Exercise = Write out the whole listing, matching it exactly.

Extracted records =
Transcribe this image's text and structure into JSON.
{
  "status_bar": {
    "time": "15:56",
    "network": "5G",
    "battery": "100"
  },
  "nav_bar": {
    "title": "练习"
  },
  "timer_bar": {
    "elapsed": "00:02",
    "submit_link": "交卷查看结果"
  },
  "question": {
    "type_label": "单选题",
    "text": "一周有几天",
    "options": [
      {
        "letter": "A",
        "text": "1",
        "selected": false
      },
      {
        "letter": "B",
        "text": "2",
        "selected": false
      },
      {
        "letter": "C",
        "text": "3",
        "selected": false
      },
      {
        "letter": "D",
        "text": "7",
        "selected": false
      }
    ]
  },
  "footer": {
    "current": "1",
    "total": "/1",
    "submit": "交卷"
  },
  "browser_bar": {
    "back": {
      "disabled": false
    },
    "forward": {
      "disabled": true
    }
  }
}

Written reply =
Transcribe this image's text and structure into JSON.
{
  "status_bar": {
    "time": "15:56",
    "network": "5G",
    "battery": "100"
  },
  "nav_bar": {
    "title": "练习"
  },
  "timer_bar": {
    "elapsed": "00:02",
    "submit_link": "交卷查看结果"
  },
  "question": {
    "type_label": "单选题",
    "text": "一周有几天",
    "options": [
      {
        "letter": "A",
        "text": "1",
        "selected": false
      },
      {
        "letter": "B",
        "text": "2",
        "selected": false
      },
      {
        "letter": "C",
        "text": "3",
        "selected": false
      },
      {
        "letter": "D",
        "text": "7",
        "selected": false
      }
    ]
  },
  "footer": {
    "current": "1",
    "total": "/1",
    "submit": "交卷"
  },
  "browser_bar": {
    "back": {
      "disabled": false
    },
    "forward": {
      "disabled": true
    }
  }
}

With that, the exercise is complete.